> _What the exercise asks_
Repeat the material below exactly, line for line.

Items from a data source
>>>
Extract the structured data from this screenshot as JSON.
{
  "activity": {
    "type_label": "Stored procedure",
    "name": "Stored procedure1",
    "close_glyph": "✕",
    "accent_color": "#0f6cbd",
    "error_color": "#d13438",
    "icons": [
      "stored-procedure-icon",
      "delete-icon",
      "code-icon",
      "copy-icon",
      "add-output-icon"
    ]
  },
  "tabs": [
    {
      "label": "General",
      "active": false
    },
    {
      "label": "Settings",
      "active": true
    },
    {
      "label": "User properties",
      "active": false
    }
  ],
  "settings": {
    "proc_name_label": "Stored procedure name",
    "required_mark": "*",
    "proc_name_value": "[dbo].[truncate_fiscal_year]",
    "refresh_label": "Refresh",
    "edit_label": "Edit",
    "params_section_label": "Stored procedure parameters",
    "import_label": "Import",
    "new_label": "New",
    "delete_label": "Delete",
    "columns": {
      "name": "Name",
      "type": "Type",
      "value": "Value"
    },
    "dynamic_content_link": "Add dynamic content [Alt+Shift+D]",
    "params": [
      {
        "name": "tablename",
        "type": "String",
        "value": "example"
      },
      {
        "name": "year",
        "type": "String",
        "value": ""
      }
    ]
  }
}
<<<
> _The solution_
Extract the structured data from this screenshot as JSON.
{
  "activity": {
    "type_label": "Stored procedure",
    "name": "Stored procedure1",
    "close_glyph": "✕",
    "accent_color": "#0f6cbd",
    "error_color": "#d13438",
    "icons": [
      "stored-procedure-icon",
      "delete-icon",
      "code-icon",
      "copy-icon",
      "add-output-icon"
    ]
  },
  "tabs": [
    {
      "label": "General",
      "active": false
    },
    {
      "label": "Settings",
      "active": true
    },
    {
      "label": "User properties",
      "active": false
    }
  ],
  "settings": {
    "proc_name_label": "Stored procedure name",
    "required_mark": "*",
    "proc_name_value": "[dbo].[truncate_fiscal_year]",
    "refresh_label": "Refresh",
    "edit_label": "Edit",
    "params_section_label": "Stored procedure parameters",
    "import_label": "Import",
    "new_label": "New",
    "delete_label": "Delete",
    "columns": {
      "name": "Name",
      "type": "Type",
      "value": "Value"
    },
    "dynamic_content_link": "Add dynamic content [Alt+Shift+D]",
    "params": [
      {
        "name": "tablename",
        "type": "String",
        "value": "example"
      },
      {
        "name": "year",
        "type": "String",
        "value": ""
      }
    ]
  }
}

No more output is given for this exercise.